[Stored records]
-- Start --

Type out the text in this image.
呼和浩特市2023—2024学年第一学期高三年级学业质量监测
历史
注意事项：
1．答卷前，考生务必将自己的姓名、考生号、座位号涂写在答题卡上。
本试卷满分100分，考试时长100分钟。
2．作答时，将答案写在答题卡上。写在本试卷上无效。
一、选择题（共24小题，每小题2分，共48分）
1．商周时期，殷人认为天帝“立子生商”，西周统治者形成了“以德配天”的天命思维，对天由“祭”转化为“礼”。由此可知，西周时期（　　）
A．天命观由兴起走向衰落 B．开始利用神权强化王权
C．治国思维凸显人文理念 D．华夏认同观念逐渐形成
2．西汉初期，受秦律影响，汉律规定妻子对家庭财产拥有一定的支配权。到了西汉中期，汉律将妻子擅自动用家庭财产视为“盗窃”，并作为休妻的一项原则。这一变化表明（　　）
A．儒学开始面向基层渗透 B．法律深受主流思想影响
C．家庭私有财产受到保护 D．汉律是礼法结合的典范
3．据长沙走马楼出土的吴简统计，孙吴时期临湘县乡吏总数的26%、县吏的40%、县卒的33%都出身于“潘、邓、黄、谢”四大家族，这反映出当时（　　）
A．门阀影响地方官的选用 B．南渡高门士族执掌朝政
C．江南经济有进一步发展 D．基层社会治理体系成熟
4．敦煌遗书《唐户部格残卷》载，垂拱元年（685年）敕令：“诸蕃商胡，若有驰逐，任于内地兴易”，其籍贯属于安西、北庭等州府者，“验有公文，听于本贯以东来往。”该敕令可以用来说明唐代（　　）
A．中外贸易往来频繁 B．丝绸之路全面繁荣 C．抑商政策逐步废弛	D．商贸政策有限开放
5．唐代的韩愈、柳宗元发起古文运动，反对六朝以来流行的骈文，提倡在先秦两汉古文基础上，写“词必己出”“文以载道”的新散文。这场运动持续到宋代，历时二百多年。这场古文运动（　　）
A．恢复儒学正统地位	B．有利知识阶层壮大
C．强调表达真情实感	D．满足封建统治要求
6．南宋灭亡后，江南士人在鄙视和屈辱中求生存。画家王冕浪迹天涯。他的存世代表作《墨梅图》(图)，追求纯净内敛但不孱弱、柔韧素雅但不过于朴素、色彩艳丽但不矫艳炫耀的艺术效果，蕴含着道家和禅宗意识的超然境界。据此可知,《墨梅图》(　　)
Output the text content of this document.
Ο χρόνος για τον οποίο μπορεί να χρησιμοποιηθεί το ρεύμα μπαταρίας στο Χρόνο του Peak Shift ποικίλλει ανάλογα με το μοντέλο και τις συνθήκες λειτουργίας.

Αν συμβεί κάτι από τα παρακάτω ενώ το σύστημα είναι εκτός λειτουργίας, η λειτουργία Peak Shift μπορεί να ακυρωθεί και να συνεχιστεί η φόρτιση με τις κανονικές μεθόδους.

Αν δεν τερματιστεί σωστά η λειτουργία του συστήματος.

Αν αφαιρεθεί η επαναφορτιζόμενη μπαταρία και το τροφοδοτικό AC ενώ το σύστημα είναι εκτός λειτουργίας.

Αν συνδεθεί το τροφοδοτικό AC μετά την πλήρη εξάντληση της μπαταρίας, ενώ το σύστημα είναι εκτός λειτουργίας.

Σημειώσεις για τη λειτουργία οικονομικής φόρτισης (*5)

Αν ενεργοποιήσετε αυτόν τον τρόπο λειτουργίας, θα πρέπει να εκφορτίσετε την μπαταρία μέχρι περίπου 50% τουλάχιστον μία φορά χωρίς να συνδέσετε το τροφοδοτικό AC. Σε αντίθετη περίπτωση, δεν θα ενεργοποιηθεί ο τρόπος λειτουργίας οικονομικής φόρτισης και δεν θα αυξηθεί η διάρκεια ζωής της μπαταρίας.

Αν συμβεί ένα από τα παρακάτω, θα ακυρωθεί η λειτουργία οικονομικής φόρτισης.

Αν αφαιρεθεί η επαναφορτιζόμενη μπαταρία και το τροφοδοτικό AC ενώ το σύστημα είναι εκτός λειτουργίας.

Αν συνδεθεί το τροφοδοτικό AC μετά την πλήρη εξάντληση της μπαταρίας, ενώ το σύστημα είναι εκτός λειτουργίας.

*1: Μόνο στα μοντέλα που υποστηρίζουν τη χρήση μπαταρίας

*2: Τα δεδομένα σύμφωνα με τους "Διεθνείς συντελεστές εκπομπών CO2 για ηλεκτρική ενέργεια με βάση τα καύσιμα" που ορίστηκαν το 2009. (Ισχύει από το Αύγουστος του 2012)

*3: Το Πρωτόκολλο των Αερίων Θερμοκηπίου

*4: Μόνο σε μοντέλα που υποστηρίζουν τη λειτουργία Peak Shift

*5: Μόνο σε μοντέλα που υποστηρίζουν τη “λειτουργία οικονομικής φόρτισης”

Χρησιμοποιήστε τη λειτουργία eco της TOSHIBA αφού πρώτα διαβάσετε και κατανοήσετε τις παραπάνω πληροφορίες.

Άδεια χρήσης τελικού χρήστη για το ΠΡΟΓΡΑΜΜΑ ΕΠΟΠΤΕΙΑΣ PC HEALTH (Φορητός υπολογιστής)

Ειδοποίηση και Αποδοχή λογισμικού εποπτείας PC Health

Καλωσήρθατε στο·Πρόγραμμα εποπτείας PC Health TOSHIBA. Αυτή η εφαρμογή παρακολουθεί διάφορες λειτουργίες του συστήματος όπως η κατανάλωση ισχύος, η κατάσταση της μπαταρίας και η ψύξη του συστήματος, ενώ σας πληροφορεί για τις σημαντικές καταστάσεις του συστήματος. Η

-- End --

▶ **WORK TO BE COMPLETED**
Return each line where "συμβεί" shows up.

▶ **TASK RESPONSE**
Αν συμβεί κάτι από τα παρακάτω ενώ το σύστημα είναι εκτός λειτουργίας, η λειτουργία Peak Shift μπορεί να ακυρωθεί και να συνεχιστεί η φόρτιση με τις κανονικές μεθόδους.
Αν συμβεί ένα από τα παρακάτω, θα ακυρωθεί η λειτουργία οικονομικής φόρτισης.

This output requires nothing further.